» **EXERCISE INSTRUCTIONS**:
Find every line in the records below that holds the word "placeholder" and copy it.

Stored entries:
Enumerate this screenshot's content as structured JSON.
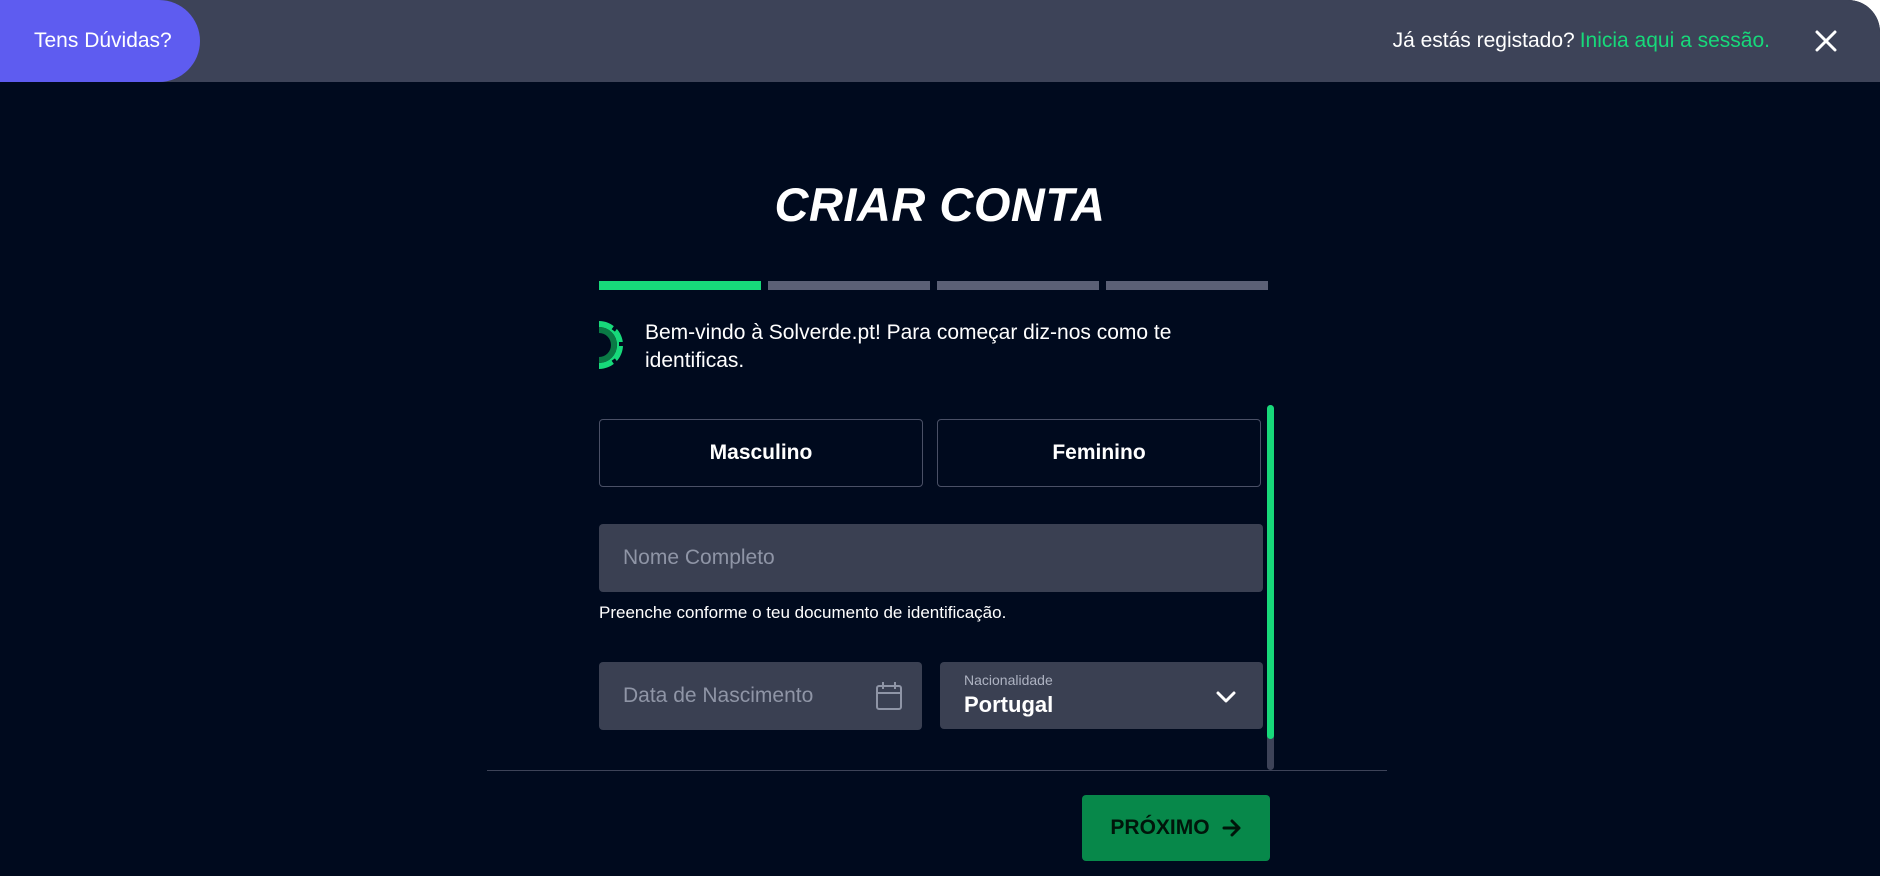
{
  "topbar": {
    "help_label": "Tens Dúvidas?",
    "login_prompt": "Já estás registado?",
    "login_link": "Inicia aqui a sessão."
  },
  "page": {
    "title": "CRIAR CONTA",
    "intro": "Bem-vindo à Solverde.pt! Para começar diz-nos como te identificas."
  },
  "steps": {
    "total": 4,
    "current": 1
  },
  "form": {
    "gender_options": [
      "Masculino",
      "Feminino"
    ],
    "full_name": {
      "placeholder": "Nome Completo",
      "value": "",
      "helper": "Preenche conforme o teu documento de identificação."
    },
    "birth_date": {
      "placeholder": "Data de Nascimento",
      "value": ""
    },
    "nationality": {
      "label": "Nacionalidade",
      "value": "Portugal"
    }
  },
  "actions": {
    "next_label": "PRÓXIMO"
  },
  "colors": {
    "accent": "#17d97a",
    "help_button": "#5e5cf0",
    "topbar": "#3d4358",
    "background": "#000a1e",
    "next_button": "#07884a"
  },
  "icons": [
    "close-icon",
    "chip-icon",
    "calendar-icon",
    "chevron-down-icon",
    "arrow-right-icon"
  ]
}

» **EXERCISE OUTPUT**:
      "placeholder": "Nome Completo",
      "placeholder": "Data de Nascimento",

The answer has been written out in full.